Exercise objective | Pull every line containing the word "name" from the records.

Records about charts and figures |
[Start]

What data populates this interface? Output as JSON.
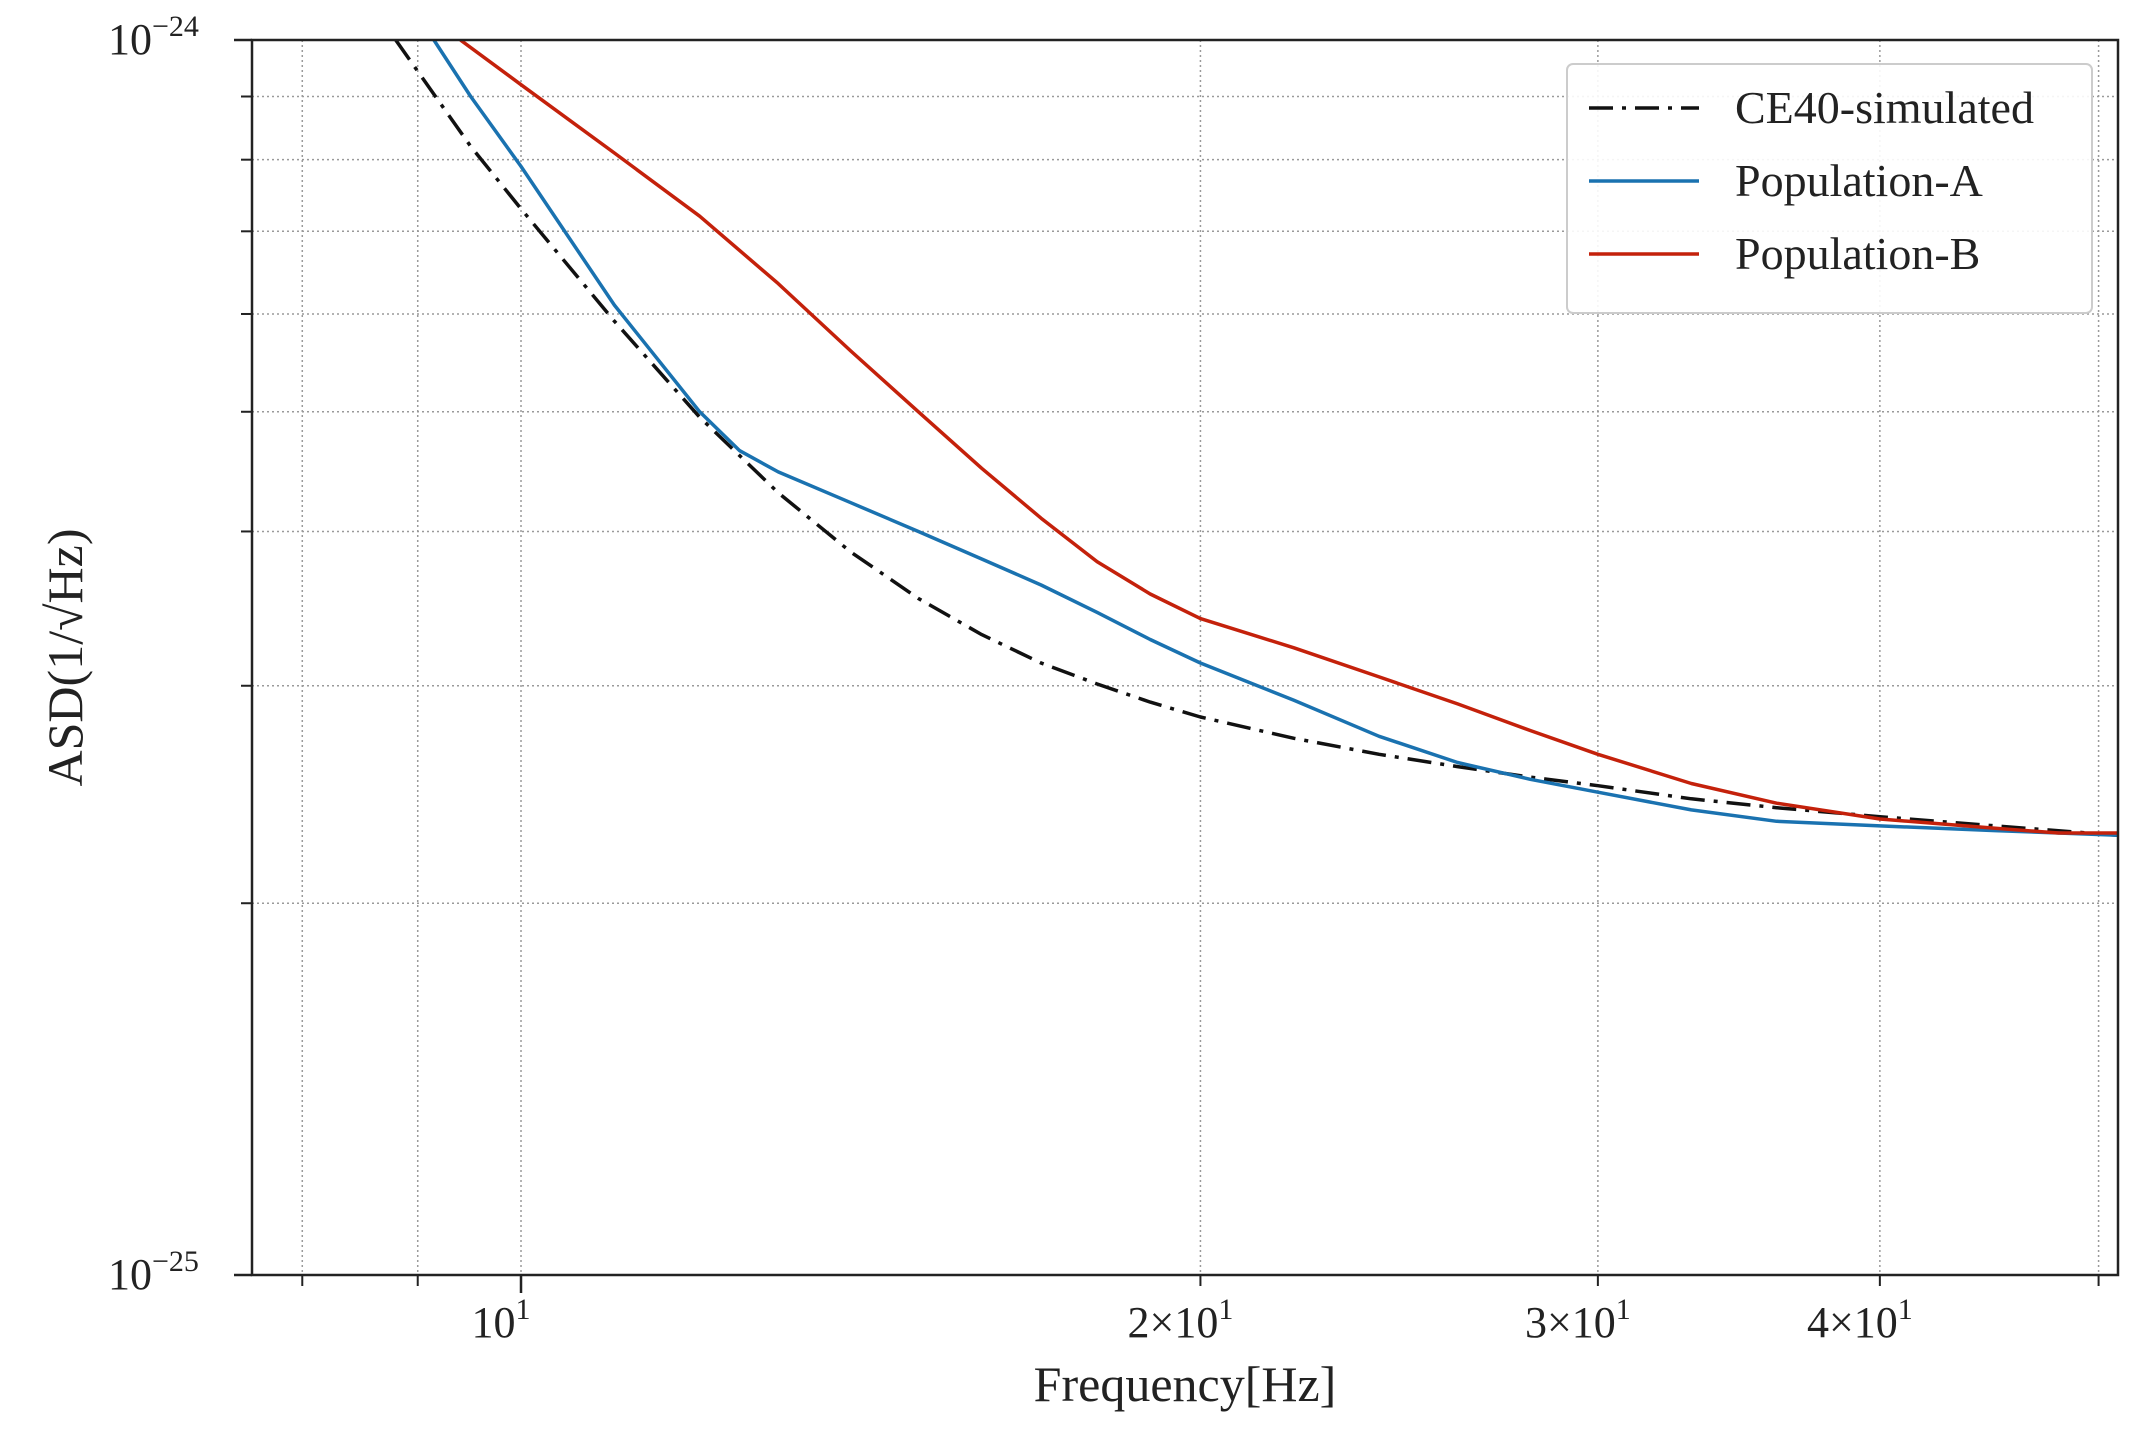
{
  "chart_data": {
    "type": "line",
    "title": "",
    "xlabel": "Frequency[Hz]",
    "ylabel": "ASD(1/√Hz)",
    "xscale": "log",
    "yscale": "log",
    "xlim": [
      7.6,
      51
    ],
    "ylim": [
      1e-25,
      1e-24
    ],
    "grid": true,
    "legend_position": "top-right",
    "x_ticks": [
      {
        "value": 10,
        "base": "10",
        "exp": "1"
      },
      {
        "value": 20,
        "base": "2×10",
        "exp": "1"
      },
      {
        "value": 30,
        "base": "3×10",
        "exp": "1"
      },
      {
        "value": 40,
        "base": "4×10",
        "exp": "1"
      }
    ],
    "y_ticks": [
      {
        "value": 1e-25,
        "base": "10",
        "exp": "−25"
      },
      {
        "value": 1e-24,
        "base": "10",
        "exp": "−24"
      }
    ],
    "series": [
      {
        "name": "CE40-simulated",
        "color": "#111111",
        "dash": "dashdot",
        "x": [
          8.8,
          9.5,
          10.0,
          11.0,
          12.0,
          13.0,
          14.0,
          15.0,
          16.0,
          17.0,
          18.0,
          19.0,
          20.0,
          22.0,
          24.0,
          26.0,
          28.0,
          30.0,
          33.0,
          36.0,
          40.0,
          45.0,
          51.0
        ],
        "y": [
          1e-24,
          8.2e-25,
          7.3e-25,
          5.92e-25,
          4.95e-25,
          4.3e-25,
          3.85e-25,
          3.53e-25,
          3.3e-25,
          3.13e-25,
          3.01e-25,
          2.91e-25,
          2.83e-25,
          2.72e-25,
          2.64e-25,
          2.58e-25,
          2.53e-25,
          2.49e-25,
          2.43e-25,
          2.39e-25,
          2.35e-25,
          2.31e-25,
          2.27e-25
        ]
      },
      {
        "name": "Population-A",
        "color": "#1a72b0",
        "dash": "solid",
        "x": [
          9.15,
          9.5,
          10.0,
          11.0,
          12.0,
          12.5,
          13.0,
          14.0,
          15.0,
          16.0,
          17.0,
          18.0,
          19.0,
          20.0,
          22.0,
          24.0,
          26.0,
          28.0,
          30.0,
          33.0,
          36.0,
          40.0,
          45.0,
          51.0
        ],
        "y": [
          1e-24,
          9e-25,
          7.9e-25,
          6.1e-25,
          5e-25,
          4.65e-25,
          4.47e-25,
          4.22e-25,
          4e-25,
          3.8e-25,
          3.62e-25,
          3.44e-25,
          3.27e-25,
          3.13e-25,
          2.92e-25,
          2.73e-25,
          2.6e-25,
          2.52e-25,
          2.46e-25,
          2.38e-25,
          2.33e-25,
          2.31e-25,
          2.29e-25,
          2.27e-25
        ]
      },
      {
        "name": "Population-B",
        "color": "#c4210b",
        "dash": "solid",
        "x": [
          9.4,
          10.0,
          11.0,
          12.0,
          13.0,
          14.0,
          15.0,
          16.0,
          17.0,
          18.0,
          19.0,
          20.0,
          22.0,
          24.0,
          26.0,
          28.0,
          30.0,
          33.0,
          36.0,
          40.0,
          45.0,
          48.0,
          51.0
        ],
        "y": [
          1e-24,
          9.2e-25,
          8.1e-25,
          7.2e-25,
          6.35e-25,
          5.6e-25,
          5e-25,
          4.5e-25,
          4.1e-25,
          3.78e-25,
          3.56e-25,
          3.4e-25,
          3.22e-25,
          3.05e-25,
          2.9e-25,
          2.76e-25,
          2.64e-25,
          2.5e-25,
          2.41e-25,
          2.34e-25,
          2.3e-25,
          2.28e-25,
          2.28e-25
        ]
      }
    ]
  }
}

[End]

The solution |
        "name": "CE40-simulated",
        "name": "Population-A",
        "name": "Population-B",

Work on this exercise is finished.